EXERCISE BRIEF: Return a copy of each line that holds the string "thực".
--- DATA SUPPLIED ---
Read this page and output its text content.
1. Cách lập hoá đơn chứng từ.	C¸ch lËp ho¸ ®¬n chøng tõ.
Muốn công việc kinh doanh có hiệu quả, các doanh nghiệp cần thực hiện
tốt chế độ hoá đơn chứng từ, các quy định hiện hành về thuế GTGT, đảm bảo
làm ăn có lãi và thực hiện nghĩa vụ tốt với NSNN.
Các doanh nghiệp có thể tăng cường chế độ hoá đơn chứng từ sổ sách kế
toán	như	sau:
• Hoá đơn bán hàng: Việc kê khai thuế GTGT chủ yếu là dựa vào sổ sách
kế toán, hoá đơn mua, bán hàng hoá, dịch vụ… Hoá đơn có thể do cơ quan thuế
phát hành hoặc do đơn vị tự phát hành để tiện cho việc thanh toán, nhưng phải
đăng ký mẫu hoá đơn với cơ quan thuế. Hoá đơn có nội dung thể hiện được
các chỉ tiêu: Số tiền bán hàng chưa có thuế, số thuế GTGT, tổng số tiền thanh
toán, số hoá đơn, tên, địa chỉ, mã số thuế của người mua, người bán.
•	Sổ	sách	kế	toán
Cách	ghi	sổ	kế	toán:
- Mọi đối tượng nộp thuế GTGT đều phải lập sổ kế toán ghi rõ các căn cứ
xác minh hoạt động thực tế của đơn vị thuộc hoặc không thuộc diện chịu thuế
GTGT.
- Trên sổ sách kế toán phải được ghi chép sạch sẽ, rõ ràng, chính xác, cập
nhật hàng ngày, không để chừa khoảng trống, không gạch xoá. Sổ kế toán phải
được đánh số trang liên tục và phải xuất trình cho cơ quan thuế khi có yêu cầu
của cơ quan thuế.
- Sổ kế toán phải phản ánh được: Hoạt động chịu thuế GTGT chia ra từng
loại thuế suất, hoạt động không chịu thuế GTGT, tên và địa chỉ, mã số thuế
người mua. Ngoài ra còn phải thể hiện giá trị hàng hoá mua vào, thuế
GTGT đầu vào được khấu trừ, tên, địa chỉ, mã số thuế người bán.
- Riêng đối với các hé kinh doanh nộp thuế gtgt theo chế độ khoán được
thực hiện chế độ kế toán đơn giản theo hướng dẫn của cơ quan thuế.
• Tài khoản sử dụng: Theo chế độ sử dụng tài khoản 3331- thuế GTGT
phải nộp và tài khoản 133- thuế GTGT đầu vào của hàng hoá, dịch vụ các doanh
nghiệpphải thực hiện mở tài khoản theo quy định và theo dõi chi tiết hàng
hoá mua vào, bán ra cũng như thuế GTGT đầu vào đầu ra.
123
---
--- DATA SUPPLIED ---
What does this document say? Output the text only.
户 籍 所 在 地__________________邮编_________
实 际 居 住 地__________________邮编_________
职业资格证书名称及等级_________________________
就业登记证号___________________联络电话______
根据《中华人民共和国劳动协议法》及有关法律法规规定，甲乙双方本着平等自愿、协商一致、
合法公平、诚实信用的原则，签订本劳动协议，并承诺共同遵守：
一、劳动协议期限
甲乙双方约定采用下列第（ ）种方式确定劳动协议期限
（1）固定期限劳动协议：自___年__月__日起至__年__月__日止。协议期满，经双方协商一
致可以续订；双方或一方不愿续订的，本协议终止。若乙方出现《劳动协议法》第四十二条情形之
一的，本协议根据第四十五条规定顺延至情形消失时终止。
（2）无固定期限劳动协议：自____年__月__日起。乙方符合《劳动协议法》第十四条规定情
---
SOLUTION TO THE EXERCISE:
Muốn công việc kinh doanh có hiệu quả, các doanh nghiệp cần thực hiện
làm ăn có lãi và thực hiện nghĩa vụ tốt với NSNN.
xác minh hoạt động thực tế của đơn vị thuộc hoặc không thuộc diện chịu thuế
thực hiện chế độ kế toán đơn giản theo hướng dẫn của cơ quan thuế.
nghiệpphải thực hiện mở tài khoản theo quy định và theo dõi chi tiết hàng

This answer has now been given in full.